Stored data:
--------------------------------

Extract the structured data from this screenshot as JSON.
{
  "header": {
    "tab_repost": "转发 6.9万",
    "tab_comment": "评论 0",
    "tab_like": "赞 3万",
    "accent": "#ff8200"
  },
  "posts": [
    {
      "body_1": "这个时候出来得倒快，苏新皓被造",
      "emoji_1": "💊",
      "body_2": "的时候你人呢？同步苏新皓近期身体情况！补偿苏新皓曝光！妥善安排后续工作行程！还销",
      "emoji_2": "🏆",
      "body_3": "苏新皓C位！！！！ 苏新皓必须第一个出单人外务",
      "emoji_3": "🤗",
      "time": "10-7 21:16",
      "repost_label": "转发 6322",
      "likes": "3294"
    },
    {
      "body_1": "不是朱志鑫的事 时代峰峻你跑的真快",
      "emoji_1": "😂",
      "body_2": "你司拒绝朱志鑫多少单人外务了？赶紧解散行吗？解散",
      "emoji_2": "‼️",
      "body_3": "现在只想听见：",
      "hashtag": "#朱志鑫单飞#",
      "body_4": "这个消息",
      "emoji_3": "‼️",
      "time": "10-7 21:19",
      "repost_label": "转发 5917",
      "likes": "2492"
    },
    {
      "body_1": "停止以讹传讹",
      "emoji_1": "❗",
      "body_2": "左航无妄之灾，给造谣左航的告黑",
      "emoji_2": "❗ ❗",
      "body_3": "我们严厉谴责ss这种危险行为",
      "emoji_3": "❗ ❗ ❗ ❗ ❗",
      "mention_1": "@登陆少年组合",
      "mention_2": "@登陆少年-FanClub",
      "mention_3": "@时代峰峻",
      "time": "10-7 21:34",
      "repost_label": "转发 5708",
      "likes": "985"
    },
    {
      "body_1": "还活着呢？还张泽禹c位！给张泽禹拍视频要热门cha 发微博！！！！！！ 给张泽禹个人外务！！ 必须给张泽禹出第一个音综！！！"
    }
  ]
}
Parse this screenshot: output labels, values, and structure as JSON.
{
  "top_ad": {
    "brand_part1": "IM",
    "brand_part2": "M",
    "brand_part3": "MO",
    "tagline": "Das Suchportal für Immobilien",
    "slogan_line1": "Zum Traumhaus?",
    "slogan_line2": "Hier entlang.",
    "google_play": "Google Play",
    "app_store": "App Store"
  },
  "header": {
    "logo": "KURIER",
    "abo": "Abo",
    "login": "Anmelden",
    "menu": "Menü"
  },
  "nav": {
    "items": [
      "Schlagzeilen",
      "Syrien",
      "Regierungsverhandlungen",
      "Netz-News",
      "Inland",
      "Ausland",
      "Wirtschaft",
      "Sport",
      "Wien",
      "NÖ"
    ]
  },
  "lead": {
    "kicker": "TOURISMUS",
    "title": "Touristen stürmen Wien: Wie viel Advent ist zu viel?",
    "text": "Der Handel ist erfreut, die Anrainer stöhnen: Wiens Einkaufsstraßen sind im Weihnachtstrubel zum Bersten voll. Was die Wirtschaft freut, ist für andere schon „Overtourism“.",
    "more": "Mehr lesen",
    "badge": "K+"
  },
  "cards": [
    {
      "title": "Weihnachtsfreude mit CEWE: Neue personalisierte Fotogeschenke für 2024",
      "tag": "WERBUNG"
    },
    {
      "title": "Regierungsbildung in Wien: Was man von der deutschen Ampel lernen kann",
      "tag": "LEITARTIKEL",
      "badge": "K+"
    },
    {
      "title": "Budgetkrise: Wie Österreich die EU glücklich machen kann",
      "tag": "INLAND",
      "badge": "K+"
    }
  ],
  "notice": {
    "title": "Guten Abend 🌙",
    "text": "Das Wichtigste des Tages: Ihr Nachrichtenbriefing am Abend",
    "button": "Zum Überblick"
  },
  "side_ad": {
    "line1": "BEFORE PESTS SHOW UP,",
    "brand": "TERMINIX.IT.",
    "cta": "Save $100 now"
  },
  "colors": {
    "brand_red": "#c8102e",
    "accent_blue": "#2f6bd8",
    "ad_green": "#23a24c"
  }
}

--------------------------------

• **What you have to do**
Go through the entries above and pull out each line with "kann" in it.

• **The reply**
      "title": "Regierungsbildung in Wien: Was man von der deutschen Ampel lernen kann",
      "title": "Budgetkrise: Wie Österreich die EU glücklich machen kann",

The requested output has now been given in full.